■ DATA TO PROCESS:
§

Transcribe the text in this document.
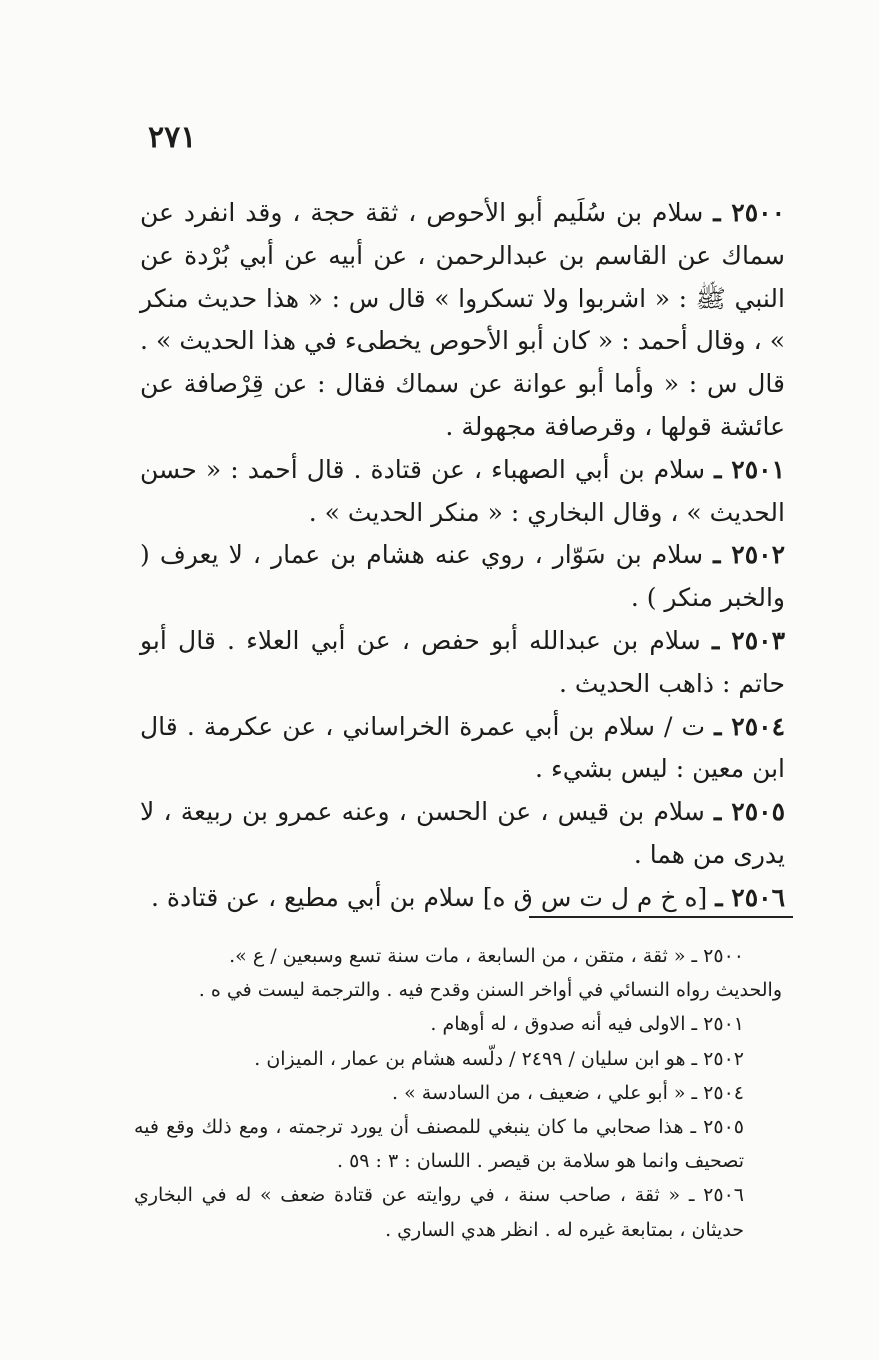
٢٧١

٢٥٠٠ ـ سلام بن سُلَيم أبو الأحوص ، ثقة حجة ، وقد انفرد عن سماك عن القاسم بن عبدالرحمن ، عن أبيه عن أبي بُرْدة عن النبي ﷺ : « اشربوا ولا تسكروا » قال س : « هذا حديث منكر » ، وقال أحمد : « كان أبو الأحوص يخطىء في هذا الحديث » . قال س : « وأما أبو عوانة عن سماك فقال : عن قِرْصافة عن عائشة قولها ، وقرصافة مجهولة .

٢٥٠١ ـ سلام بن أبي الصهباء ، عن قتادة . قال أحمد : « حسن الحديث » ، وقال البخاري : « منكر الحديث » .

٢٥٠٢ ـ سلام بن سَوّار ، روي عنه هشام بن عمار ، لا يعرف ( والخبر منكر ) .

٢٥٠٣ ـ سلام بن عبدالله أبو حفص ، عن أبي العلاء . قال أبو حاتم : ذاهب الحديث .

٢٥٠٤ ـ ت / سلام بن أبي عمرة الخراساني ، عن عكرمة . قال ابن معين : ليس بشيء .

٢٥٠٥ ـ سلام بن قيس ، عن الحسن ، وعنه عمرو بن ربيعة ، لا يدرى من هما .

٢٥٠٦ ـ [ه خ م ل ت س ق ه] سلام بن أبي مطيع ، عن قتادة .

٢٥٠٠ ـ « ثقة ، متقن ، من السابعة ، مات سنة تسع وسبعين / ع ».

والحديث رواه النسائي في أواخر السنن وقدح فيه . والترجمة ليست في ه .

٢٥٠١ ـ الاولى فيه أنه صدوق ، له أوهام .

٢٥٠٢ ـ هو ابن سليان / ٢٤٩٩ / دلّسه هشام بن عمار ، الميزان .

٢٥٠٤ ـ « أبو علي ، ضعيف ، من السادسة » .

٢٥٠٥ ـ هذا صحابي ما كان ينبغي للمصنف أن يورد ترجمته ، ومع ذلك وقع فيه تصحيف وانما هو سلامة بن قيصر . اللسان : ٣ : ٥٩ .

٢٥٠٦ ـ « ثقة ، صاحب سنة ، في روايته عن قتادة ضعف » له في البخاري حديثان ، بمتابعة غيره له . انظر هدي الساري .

§

Compute the number of lines above that contain the string "قتادة". Reply with that value only.

■ SOLUTION FOR THIS PROBLEM:
3